--- WHAT TO PRODUCE ---
What is the number of lines in the data that hold the string "color"? Reply with that number only.

* begin EXTRACTED INFORMATION *

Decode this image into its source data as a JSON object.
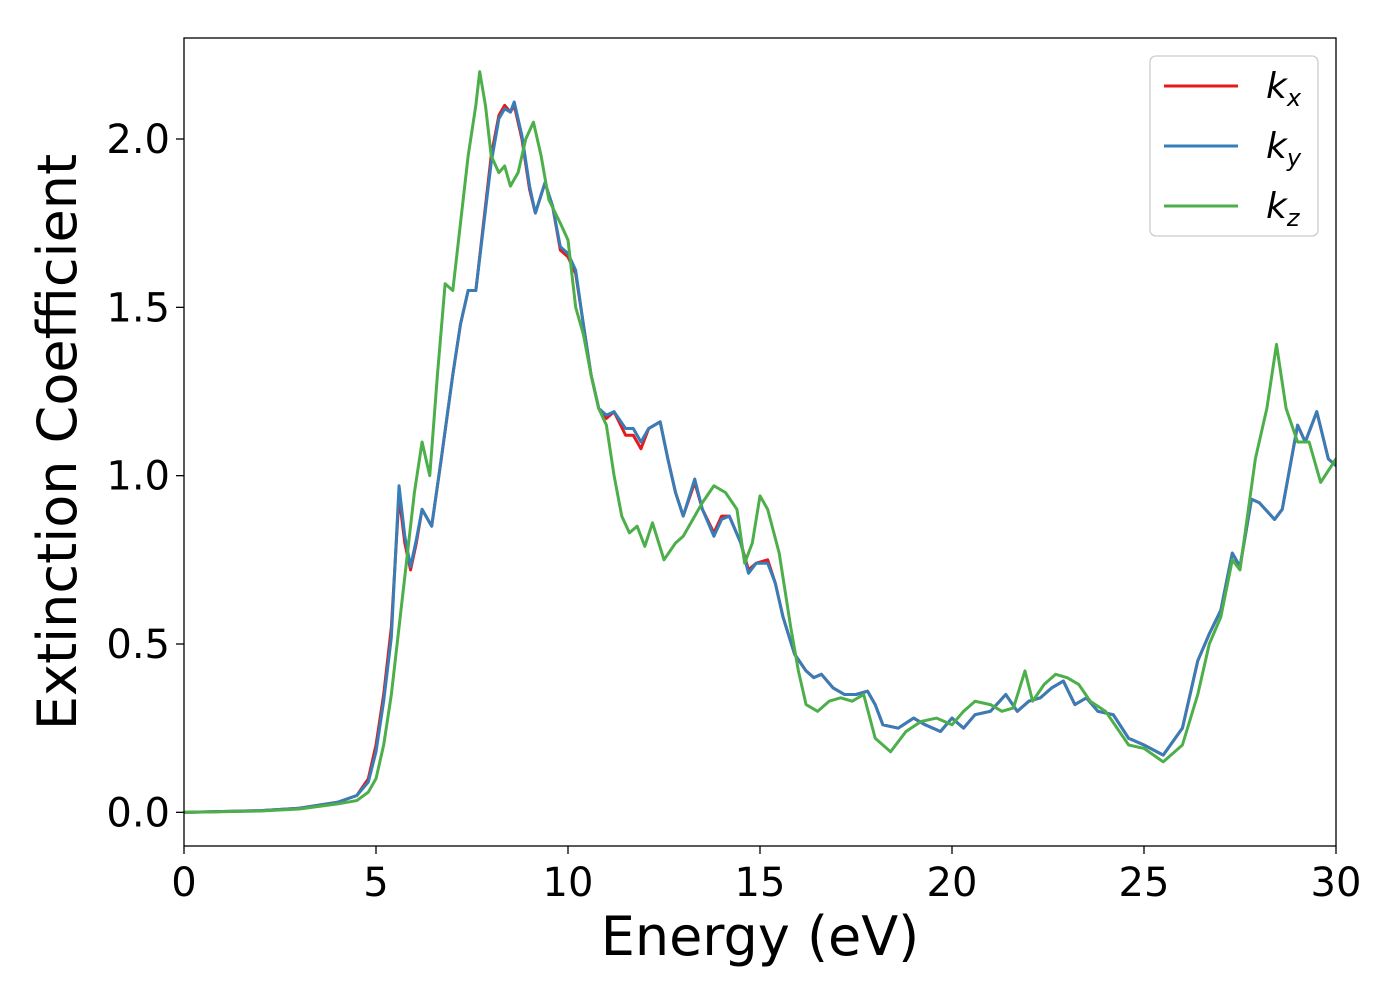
{
  "chart_data": {
    "type": "line",
    "title": "",
    "xlabel": "Energy (eV)",
    "ylabel": "Extinction Coefficient",
    "xlim": [
      0,
      30
    ],
    "ylim": [
      -0.1,
      2.3
    ],
    "xticks": [
      0,
      5,
      10,
      15,
      20,
      25,
      30
    ],
    "yticks": [
      0.0,
      0.5,
      1.0,
      1.5,
      2.0
    ],
    "xtick_labels": [
      "0",
      "5",
      "10",
      "15",
      "20",
      "25",
      "30"
    ],
    "ytick_labels": [
      "0.0",
      "0.5",
      "1.0",
      "1.5",
      "2.0"
    ],
    "grid": false,
    "legend_position": "top-right",
    "series": [
      {
        "name": "k_x",
        "legend_main": "k",
        "legend_sub": "x",
        "color": "#e41a1c",
        "points": [
          [
            0,
            0
          ],
          [
            2,
            0.005
          ],
          [
            3,
            0.012
          ],
          [
            4,
            0.03
          ],
          [
            4.5,
            0.05
          ],
          [
            4.8,
            0.1
          ],
          [
            5,
            0.2
          ],
          [
            5.2,
            0.35
          ],
          [
            5.4,
            0.55
          ],
          [
            5.6,
            0.94
          ],
          [
            5.75,
            0.8
          ],
          [
            5.9,
            0.72
          ],
          [
            6.05,
            0.8
          ],
          [
            6.2,
            0.9
          ],
          [
            6.45,
            0.85
          ],
          [
            6.7,
            1.05
          ],
          [
            7,
            1.3
          ],
          [
            7.2,
            1.45
          ],
          [
            7.4,
            1.55
          ],
          [
            7.6,
            1.55
          ],
          [
            7.8,
            1.75
          ],
          [
            8,
            1.95
          ],
          [
            8.2,
            2.07
          ],
          [
            8.35,
            2.1
          ],
          [
            8.5,
            2.08
          ],
          [
            8.6,
            2.1
          ],
          [
            8.8,
            2.0
          ],
          [
            9,
            1.85
          ],
          [
            9.15,
            1.78
          ],
          [
            9.4,
            1.87
          ],
          [
            9.6,
            1.8
          ],
          [
            9.8,
            1.67
          ],
          [
            10,
            1.65
          ],
          [
            10.2,
            1.6
          ],
          [
            10.4,
            1.45
          ],
          [
            10.6,
            1.3
          ],
          [
            10.8,
            1.2
          ],
          [
            11,
            1.17
          ],
          [
            11.2,
            1.19
          ],
          [
            11.5,
            1.12
          ],
          [
            11.7,
            1.12
          ],
          [
            11.9,
            1.08
          ],
          [
            12.1,
            1.14
          ],
          [
            12.4,
            1.16
          ],
          [
            12.6,
            1.05
          ],
          [
            12.8,
            0.95
          ],
          [
            13,
            0.88
          ],
          [
            13.3,
            0.98
          ],
          [
            13.5,
            0.9
          ],
          [
            13.8,
            0.83
          ],
          [
            14,
            0.88
          ],
          [
            14.2,
            0.88
          ],
          [
            14.5,
            0.8
          ],
          [
            14.7,
            0.72
          ],
          [
            14.9,
            0.74
          ],
          [
            15.2,
            0.75
          ],
          [
            15.4,
            0.68
          ],
          [
            15.6,
            0.58
          ],
          [
            15.9,
            0.47
          ],
          [
            16.2,
            0.42
          ],
          [
            16.4,
            0.4
          ],
          [
            16.6,
            0.41
          ],
          [
            16.9,
            0.37
          ],
          [
            17.2,
            0.35
          ],
          [
            17.5,
            0.35
          ],
          [
            17.8,
            0.36
          ],
          [
            18,
            0.32
          ],
          [
            18.2,
            0.26
          ],
          [
            18.6,
            0.25
          ],
          [
            19,
            0.28
          ],
          [
            19.3,
            0.26
          ],
          [
            19.7,
            0.24
          ],
          [
            20,
            0.28
          ],
          [
            20.3,
            0.25
          ],
          [
            20.6,
            0.29
          ],
          [
            21,
            0.3
          ],
          [
            21.4,
            0.35
          ],
          [
            21.7,
            0.3
          ],
          [
            22,
            0.33
          ],
          [
            22.3,
            0.34
          ],
          [
            22.6,
            0.37
          ],
          [
            22.9,
            0.39
          ],
          [
            23.2,
            0.32
          ],
          [
            23.5,
            0.34
          ],
          [
            23.8,
            0.3
          ],
          [
            24.2,
            0.29
          ],
          [
            24.6,
            0.22
          ],
          [
            25,
            0.2
          ],
          [
            25.5,
            0.17
          ],
          [
            26,
            0.25
          ],
          [
            26.4,
            0.45
          ],
          [
            26.7,
            0.53
          ],
          [
            27,
            0.6
          ],
          [
            27.3,
            0.77
          ],
          [
            27.5,
            0.73
          ],
          [
            27.8,
            0.93
          ],
          [
            28,
            0.92
          ],
          [
            28.4,
            0.87
          ],
          [
            28.6,
            0.9
          ],
          [
            29,
            1.15
          ],
          [
            29.2,
            1.1
          ],
          [
            29.5,
            1.19
          ],
          [
            29.8,
            1.05
          ],
          [
            30,
            1.03
          ]
        ]
      },
      {
        "name": "k_y",
        "legend_main": "k",
        "legend_sub": "y",
        "color": "#377eb8",
        "points": [
          [
            0,
            0
          ],
          [
            2,
            0.005
          ],
          [
            3,
            0.012
          ],
          [
            4,
            0.03
          ],
          [
            4.5,
            0.05
          ],
          [
            4.8,
            0.09
          ],
          [
            5,
            0.18
          ],
          [
            5.2,
            0.33
          ],
          [
            5.4,
            0.52
          ],
          [
            5.6,
            0.97
          ],
          [
            5.75,
            0.82
          ],
          [
            5.9,
            0.73
          ],
          [
            6.05,
            0.81
          ],
          [
            6.2,
            0.9
          ],
          [
            6.45,
            0.85
          ],
          [
            6.7,
            1.05
          ],
          [
            7,
            1.3
          ],
          [
            7.2,
            1.45
          ],
          [
            7.4,
            1.55
          ],
          [
            7.6,
            1.55
          ],
          [
            7.8,
            1.74
          ],
          [
            8,
            1.93
          ],
          [
            8.2,
            2.06
          ],
          [
            8.35,
            2.09
          ],
          [
            8.5,
            2.08
          ],
          [
            8.6,
            2.11
          ],
          [
            8.8,
            2.01
          ],
          [
            9,
            1.86
          ],
          [
            9.15,
            1.78
          ],
          [
            9.4,
            1.87
          ],
          [
            9.6,
            1.8
          ],
          [
            9.8,
            1.68
          ],
          [
            10,
            1.66
          ],
          [
            10.2,
            1.61
          ],
          [
            10.4,
            1.45
          ],
          [
            10.6,
            1.3
          ],
          [
            10.8,
            1.2
          ],
          [
            11,
            1.18
          ],
          [
            11.2,
            1.19
          ],
          [
            11.5,
            1.14
          ],
          [
            11.7,
            1.14
          ],
          [
            11.9,
            1.1
          ],
          [
            12.1,
            1.14
          ],
          [
            12.4,
            1.16
          ],
          [
            12.6,
            1.05
          ],
          [
            12.8,
            0.95
          ],
          [
            13,
            0.88
          ],
          [
            13.3,
            0.99
          ],
          [
            13.5,
            0.9
          ],
          [
            13.8,
            0.82
          ],
          [
            14,
            0.87
          ],
          [
            14.2,
            0.88
          ],
          [
            14.5,
            0.8
          ],
          [
            14.7,
            0.71
          ],
          [
            14.9,
            0.74
          ],
          [
            15.2,
            0.74
          ],
          [
            15.4,
            0.68
          ],
          [
            15.6,
            0.58
          ],
          [
            15.9,
            0.47
          ],
          [
            16.2,
            0.42
          ],
          [
            16.4,
            0.4
          ],
          [
            16.6,
            0.41
          ],
          [
            16.9,
            0.37
          ],
          [
            17.2,
            0.35
          ],
          [
            17.5,
            0.35
          ],
          [
            17.8,
            0.36
          ],
          [
            18,
            0.32
          ],
          [
            18.2,
            0.26
          ],
          [
            18.6,
            0.25
          ],
          [
            19,
            0.28
          ],
          [
            19.3,
            0.26
          ],
          [
            19.7,
            0.24
          ],
          [
            20,
            0.28
          ],
          [
            20.3,
            0.25
          ],
          [
            20.6,
            0.29
          ],
          [
            21,
            0.3
          ],
          [
            21.4,
            0.35
          ],
          [
            21.7,
            0.3
          ],
          [
            22,
            0.33
          ],
          [
            22.3,
            0.34
          ],
          [
            22.6,
            0.37
          ],
          [
            22.9,
            0.39
          ],
          [
            23.2,
            0.32
          ],
          [
            23.5,
            0.34
          ],
          [
            23.8,
            0.3
          ],
          [
            24.2,
            0.29
          ],
          [
            24.6,
            0.22
          ],
          [
            25,
            0.2
          ],
          [
            25.5,
            0.17
          ],
          [
            26,
            0.25
          ],
          [
            26.4,
            0.45
          ],
          [
            26.7,
            0.53
          ],
          [
            27,
            0.6
          ],
          [
            27.3,
            0.77
          ],
          [
            27.5,
            0.73
          ],
          [
            27.8,
            0.93
          ],
          [
            28,
            0.92
          ],
          [
            28.4,
            0.87
          ],
          [
            28.6,
            0.9
          ],
          [
            29,
            1.15
          ],
          [
            29.2,
            1.1
          ],
          [
            29.5,
            1.19
          ],
          [
            29.8,
            1.05
          ],
          [
            30,
            1.03
          ]
        ]
      },
      {
        "name": "k_z",
        "legend_main": "k",
        "legend_sub": "z",
        "color": "#4daf4a",
        "points": [
          [
            0,
            0
          ],
          [
            2,
            0.004
          ],
          [
            3,
            0.01
          ],
          [
            4,
            0.025
          ],
          [
            4.5,
            0.035
          ],
          [
            4.8,
            0.06
          ],
          [
            5,
            0.1
          ],
          [
            5.2,
            0.2
          ],
          [
            5.4,
            0.35
          ],
          [
            5.6,
            0.55
          ],
          [
            5.8,
            0.75
          ],
          [
            6,
            0.95
          ],
          [
            6.2,
            1.1
          ],
          [
            6.4,
            1.0
          ],
          [
            6.6,
            1.3
          ],
          [
            6.8,
            1.57
          ],
          [
            7,
            1.55
          ],
          [
            7.2,
            1.75
          ],
          [
            7.4,
            1.95
          ],
          [
            7.6,
            2.1
          ],
          [
            7.7,
            2.2
          ],
          [
            7.85,
            2.1
          ],
          [
            8,
            1.95
          ],
          [
            8.2,
            1.9
          ],
          [
            8.35,
            1.92
          ],
          [
            8.5,
            1.86
          ],
          [
            8.7,
            1.9
          ],
          [
            8.9,
            2.0
          ],
          [
            9.1,
            2.05
          ],
          [
            9.3,
            1.95
          ],
          [
            9.5,
            1.82
          ],
          [
            9.8,
            1.75
          ],
          [
            10,
            1.7
          ],
          [
            10.2,
            1.5
          ],
          [
            10.4,
            1.42
          ],
          [
            10.6,
            1.3
          ],
          [
            10.8,
            1.2
          ],
          [
            11,
            1.15
          ],
          [
            11.2,
            1.0
          ],
          [
            11.4,
            0.88
          ],
          [
            11.6,
            0.83
          ],
          [
            11.8,
            0.85
          ],
          [
            12,
            0.79
          ],
          [
            12.2,
            0.86
          ],
          [
            12.5,
            0.75
          ],
          [
            12.8,
            0.8
          ],
          [
            13,
            0.82
          ],
          [
            13.3,
            0.88
          ],
          [
            13.5,
            0.92
          ],
          [
            13.8,
            0.97
          ],
          [
            14.1,
            0.95
          ],
          [
            14.4,
            0.9
          ],
          [
            14.6,
            0.74
          ],
          [
            14.8,
            0.8
          ],
          [
            15,
            0.94
          ],
          [
            15.2,
            0.9
          ],
          [
            15.5,
            0.77
          ],
          [
            15.8,
            0.55
          ],
          [
            16,
            0.42
          ],
          [
            16.2,
            0.32
          ],
          [
            16.5,
            0.3
          ],
          [
            16.8,
            0.33
          ],
          [
            17.1,
            0.34
          ],
          [
            17.4,
            0.33
          ],
          [
            17.7,
            0.35
          ],
          [
            18,
            0.22
          ],
          [
            18.4,
            0.18
          ],
          [
            18.8,
            0.24
          ],
          [
            19.2,
            0.27
          ],
          [
            19.6,
            0.28
          ],
          [
            20,
            0.26
          ],
          [
            20.3,
            0.3
          ],
          [
            20.6,
            0.33
          ],
          [
            21,
            0.32
          ],
          [
            21.3,
            0.3
          ],
          [
            21.6,
            0.31
          ],
          [
            21.9,
            0.42
          ],
          [
            22.1,
            0.33
          ],
          [
            22.4,
            0.38
          ],
          [
            22.7,
            0.41
          ],
          [
            23,
            0.4
          ],
          [
            23.3,
            0.38
          ],
          [
            23.6,
            0.33
          ],
          [
            24,
            0.3
          ],
          [
            24.3,
            0.25
          ],
          [
            24.6,
            0.2
          ],
          [
            25,
            0.19
          ],
          [
            25.5,
            0.15
          ],
          [
            26,
            0.2
          ],
          [
            26.4,
            0.35
          ],
          [
            26.7,
            0.5
          ],
          [
            27,
            0.58
          ],
          [
            27.3,
            0.75
          ],
          [
            27.5,
            0.72
          ],
          [
            27.9,
            1.05
          ],
          [
            28.2,
            1.2
          ],
          [
            28.45,
            1.39
          ],
          [
            28.7,
            1.2
          ],
          [
            29,
            1.1
          ],
          [
            29.3,
            1.1
          ],
          [
            29.6,
            0.98
          ],
          [
            30,
            1.05
          ]
        ]
      }
    ]
  }
}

* end EXTRACTED INFORMATION *

--- OUTPUT OF THE EXERCISE ---
3